◆ TO DO
Transcribe the listing in full, excluding any pictures.

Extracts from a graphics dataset
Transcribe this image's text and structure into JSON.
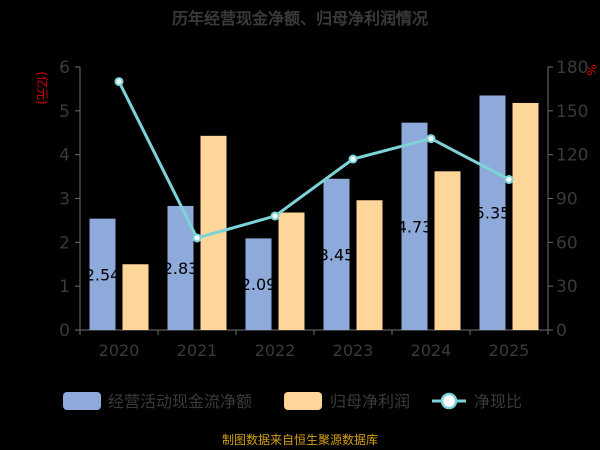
{
  "chart_data": {
    "type": "bar",
    "title": "历年经营现金净额、归母净利润情况",
    "left_unit": "(亿元)",
    "right_unit": "%",
    "categories": [
      "2020",
      "2021",
      "2022",
      "2023",
      "2024",
      "2025"
    ],
    "series": [
      {
        "name": "经营活动现金流净额",
        "type": "bar",
        "axis": "left",
        "color": "#8eaadb",
        "values": [
          2.54,
          2.83,
          2.09,
          3.45,
          4.73,
          5.35
        ],
        "labels": [
          "2.54",
          "2.83",
          "2.09",
          "3.45",
          "4.73",
          "5.35"
        ]
      },
      {
        "name": "归母净利润",
        "type": "bar",
        "axis": "left",
        "color": "#ffd699",
        "values": [
          1.5,
          4.43,
          2.68,
          2.96,
          3.62,
          5.18
        ]
      },
      {
        "name": "净现比",
        "type": "line",
        "axis": "right",
        "color": "#7dd3d8",
        "values": [
          170,
          63,
          78,
          117,
          131,
          103
        ]
      }
    ],
    "left_axis": {
      "min": 0,
      "max": 6,
      "ticks": [
        0,
        1,
        2,
        3,
        4,
        5,
        6
      ]
    },
    "right_axis": {
      "min": 0,
      "max": 180,
      "ticks": [
        0,
        30,
        60,
        90,
        120,
        150,
        180
      ]
    },
    "legend_position": "bottom",
    "grid": false
  },
  "source_text": "制图数据来自恒生聚源数据库"
}
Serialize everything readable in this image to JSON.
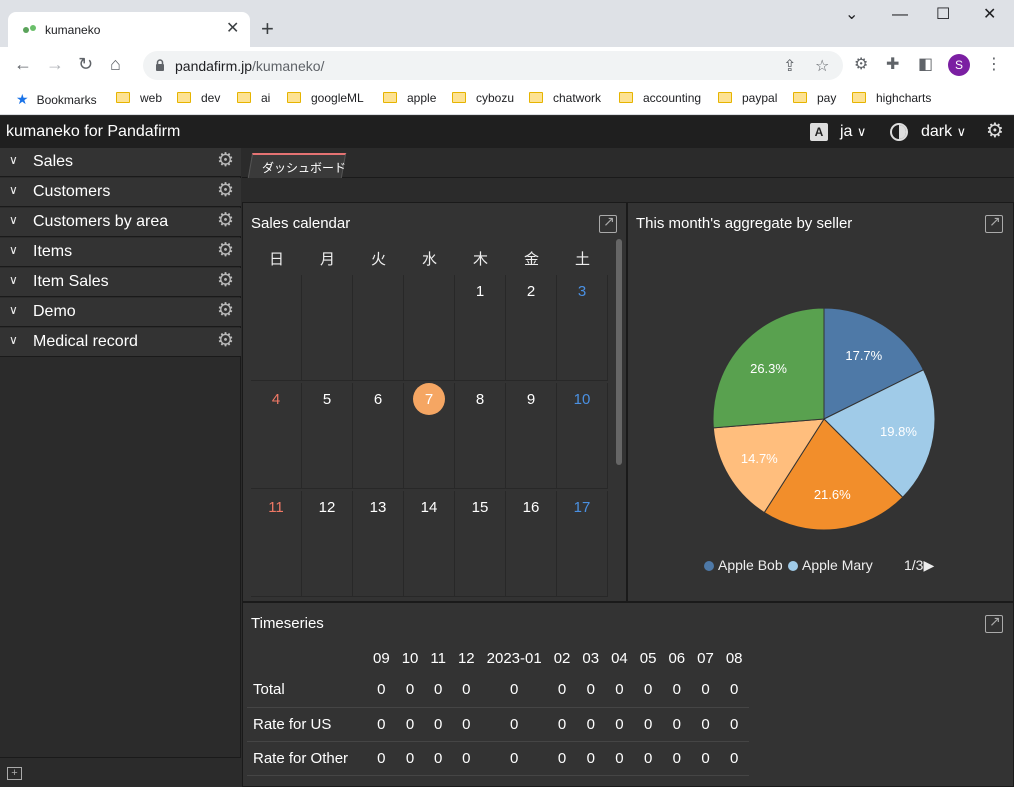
{
  "browser": {
    "tab_title": "kumaneko",
    "url_host": "pandafirm.jp",
    "url_path": "/kumaneko/",
    "avatar_letter": "S",
    "bookmarks": [
      "Bookmarks",
      "web",
      "dev",
      "ai",
      "googleML",
      "apple",
      "cybozu",
      "chatwork",
      "accounting",
      "paypal",
      "pay",
      "highcharts"
    ]
  },
  "app": {
    "title": "kumaneko for Pandafirm",
    "lang_icon": "A",
    "language": "ja",
    "theme": "dark"
  },
  "sidebar": {
    "items": [
      {
        "label": "Sales"
      },
      {
        "label": "Customers"
      },
      {
        "label": "Customers by area"
      },
      {
        "label": "Items"
      },
      {
        "label": "Item Sales"
      },
      {
        "label": "Demo"
      },
      {
        "label": "Medical record"
      }
    ]
  },
  "dashboard": {
    "tab_label": "ダッシュボード"
  },
  "calendar": {
    "title": "Sales calendar",
    "weekdays": [
      "日",
      "月",
      "火",
      "水",
      "木",
      "金",
      "土"
    ],
    "weeks": [
      [
        "",
        "",
        "",
        "",
        "1",
        "2",
        "3"
      ],
      [
        "4",
        "5",
        "6",
        "7",
        "8",
        "9",
        "10"
      ],
      [
        "11",
        "12",
        "13",
        "14",
        "15",
        "16",
        "17"
      ]
    ],
    "today": "7"
  },
  "pie": {
    "title": "This month's aggregate by seller",
    "legend": [
      {
        "name": "Apple Bob",
        "color": "#4e79a7"
      },
      {
        "name": "Apple Mary",
        "color": "#a0cbe8"
      }
    ],
    "legend_page": "1/3▶"
  },
  "chart_data": {
    "type": "pie",
    "title": "This month's aggregate by seller",
    "slices": [
      {
        "label": "Apple Bob",
        "value": 17.7,
        "color": "#4e79a7",
        "text": "17.7%"
      },
      {
        "label": "Apple Mary",
        "value": 19.8,
        "color": "#a0cbe8",
        "text": "19.8%"
      },
      {
        "label": "",
        "value": 21.6,
        "color": "#f28e2b",
        "text": "21.6%"
      },
      {
        "label": "",
        "value": 14.7,
        "color": "#ffbe7d",
        "text": "14.7%"
      },
      {
        "label": "",
        "value": 26.3,
        "color": "#59a14f",
        "text": "26.3%"
      }
    ]
  },
  "timeseries": {
    "title": "Timeseries",
    "columns": [
      "09",
      "10",
      "11",
      "12",
      "2023-01",
      "02",
      "03",
      "04",
      "05",
      "06",
      "07",
      "08"
    ],
    "rows": [
      {
        "label": "Total",
        "values": [
          "0",
          "0",
          "0",
          "0",
          "0",
          "0",
          "0",
          "0",
          "0",
          "0",
          "0",
          "0"
        ]
      },
      {
        "label": "Rate for US",
        "values": [
          "0",
          "0",
          "0",
          "0",
          "0",
          "0",
          "0",
          "0",
          "0",
          "0",
          "0",
          "0"
        ]
      },
      {
        "label": "Rate for Other",
        "values": [
          "0",
          "0",
          "0",
          "0",
          "0",
          "0",
          "0",
          "0",
          "0",
          "0",
          "0",
          "0"
        ]
      }
    ]
  }
}
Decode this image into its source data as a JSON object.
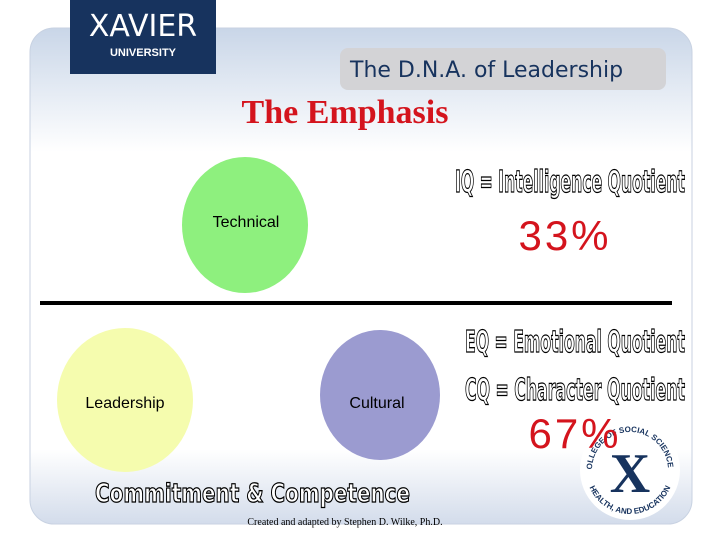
{
  "header": {
    "logo_name": "XAVIER",
    "logo_sub": "UNIVERSITY",
    "banner": "The D.N.A. of Leadership"
  },
  "title": "The Emphasis",
  "circles": [
    {
      "label": "Technical"
    },
    {
      "label": "Leadership"
    },
    {
      "label": "Cultural"
    }
  ],
  "quotients": {
    "iq": "IQ = Intelligence Quotient",
    "iq_share": "33%",
    "eq": "EQ = Emotional Quotient",
    "cq": "CQ = Character Quotient",
    "eq_cq_share": "67%"
  },
  "footer": {
    "slogan": "Commitment   &   Competence",
    "credit": "Created and adapted by Stephen D. Wilke, Ph.D."
  },
  "seal": {
    "top": "COLLEGE OF SOCIAL SCIENCES,",
    "bottom": "HEALTH, AND EDUCATION",
    "letter": "X"
  }
}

◆ SOLUTION TO THIS EXERCISE
Transcribe this image's text and structure into JSON.
{
  "chart_data": {
    "type": "bar",
    "title": "历年经营现金净额、归母净利润情况",
    "left_unit": "(亿元)",
    "right_unit": "%",
    "categories": [
      "2020",
      "2021",
      "2022",
      "2023",
      "2024",
      "2025"
    ],
    "series": [
      {
        "name": "经营活动现金流净额",
        "type": "bar",
        "axis": "left",
        "color": "#8eaadb",
        "values": [
          2.54,
          2.83,
          2.09,
          3.45,
          4.73,
          5.35
        ],
        "labels": [
          "2.54",
          "2.83",
          "2.09",
          "3.45",
          "4.73",
          "5.35"
        ]
      },
      {
        "name": "归母净利润",
        "type": "bar",
        "axis": "left",
        "color": "#ffd699",
        "values": [
          1.5,
          4.43,
          2.68,
          2.96,
          3.62,
          5.18
        ]
      },
      {
        "name": "净现比",
        "type": "line",
        "axis": "right",
        "color": "#7dd3d8",
        "values": [
          170,
          63,
          78,
          117,
          131,
          103
        ]
      }
    ],
    "left_axis": {
      "min": 0,
      "max": 6,
      "ticks": [
        0,
        1,
        2,
        3,
        4,
        5,
        6
      ]
    },
    "right_axis": {
      "min": 0,
      "max": 180,
      "ticks": [
        0,
        30,
        60,
        90,
        120,
        150,
        180
      ]
    },
    "legend_position": "bottom",
    "grid": false
  },
  "source_text": "制图数据来自恒生聚源数据库"
}
Serialize everything readable in this image to JSON.
{
  "browser": {
    "tab_title": "kumaneko",
    "url_host": "pandafirm.jp",
    "url_path": "/kumaneko/",
    "avatar_letter": "S",
    "bookmarks": [
      "Bookmarks",
      "web",
      "dev",
      "ai",
      "googleML",
      "apple",
      "cybozu",
      "chatwork",
      "accounting",
      "paypal",
      "pay",
      "highcharts"
    ]
  },
  "app": {
    "title": "kumaneko for Pandafirm",
    "lang_icon": "A",
    "language": "ja",
    "theme": "dark"
  },
  "sidebar": {
    "items": [
      {
        "label": "Sales"
      },
      {
        "label": "Customers"
      },
      {
        "label": "Customers by area"
      },
      {
        "label": "Items"
      },
      {
        "label": "Item Sales"
      },
      {
        "label": "Demo"
      },
      {
        "label": "Medical record"
      }
    ]
  },
  "dashboard": {
    "tab_label": "ダッシュボード"
  },
  "calendar": {
    "title": "Sales calendar",
    "weekdays": [
      "日",
      "月",
      "火",
      "水",
      "木",
      "金",
      "土"
    ],
    "weeks": [
      [
        "",
        "",
        "",
        "",
        "1",
        "2",
        "3"
      ],
      [
        "4",
        "5",
        "6",
        "7",
        "8",
        "9",
        "10"
      ],
      [
        "11",
        "12",
        "13",
        "14",
        "15",
        "16",
        "17"
      ]
    ],
    "today": "7"
  },
  "pie": {
    "title": "This month's aggregate by seller",
    "legend": [
      {
        "name": "Apple Bob",
        "color": "#4e79a7"
      },
      {
        "name": "Apple Mary",
        "color": "#a0cbe8"
      }
    ],
    "legend_page": "1/3▶"
  },
  "chart_data": {
    "type": "pie",
    "title": "This month's aggregate by seller",
    "slices": [
      {
        "label": "Apple Bob",
        "value": 17.7,
        "color": "#4e79a7",
        "text": "17.7%"
      },
      {
        "label": "Apple Mary",
        "value": 19.8,
        "color": "#a0cbe8",
        "text": "19.8%"
      },
      {
        "label": "",
        "value": 21.6,
        "color": "#f28e2b",
        "text": "21.6%"
      },
      {
        "label": "",
        "value": 14.7,
        "color": "#ffbe7d",
        "text": "14.7%"
      },
      {
        "label": "",
        "value": 26.3,
        "color": "#59a14f",
        "text": "26.3%"
      }
    ]
  },
  "timeseries": {
    "title": "Timeseries",
    "columns": [
      "09",
      "10",
      "11",
      "12",
      "2023-01",
      "02",
      "03",
      "04",
      "05",
      "06",
      "07",
      "08"
    ],
    "rows": [
      {
        "label": "Total",
        "values": [
          "0",
          "0",
          "0",
          "0",
          "0",
          "0",
          "0",
          "0",
          "0",
          "0",
          "0",
          "0"
        ]
      },
      {
        "label": "Rate for US",
        "values": [
          "0",
          "0",
          "0",
          "0",
          "0",
          "0",
          "0",
          "0",
          "0",
          "0",
          "0",
          "0"
        ]
      },
      {
        "label": "Rate for Other",
        "values": [
          "0",
          "0",
          "0",
          "0",
          "0",
          "0",
          "0",
          "0",
          "0",
          "0",
          "0",
          "0"
        ]
      }
    ]
  }
}
Decode this image into its source data as a JSON object.
{
  "header": {
    "logo_name": "XAVIER",
    "logo_sub": "UNIVERSITY",
    "banner": "The D.N.A. of Leadership"
  },
  "title": "The Emphasis",
  "circles": [
    {
      "label": "Technical"
    },
    {
      "label": "Leadership"
    },
    {
      "label": "Cultural"
    }
  ],
  "quotients": {
    "iq": "IQ = Intelligence Quotient",
    "iq_share": "33%",
    "eq": "EQ = Emotional Quotient",
    "cq": "CQ = Character Quotient",
    "eq_cq_share": "67%"
  },
  "footer": {
    "slogan": "Commitment   &   Competence",
    "credit": "Created and adapted by Stephen D. Wilke, Ph.D."
  },
  "seal": {
    "top": "COLLEGE OF SOCIAL SCIENCES,",
    "bottom": "HEALTH, AND EDUCATION",
    "letter": "X"
  }
}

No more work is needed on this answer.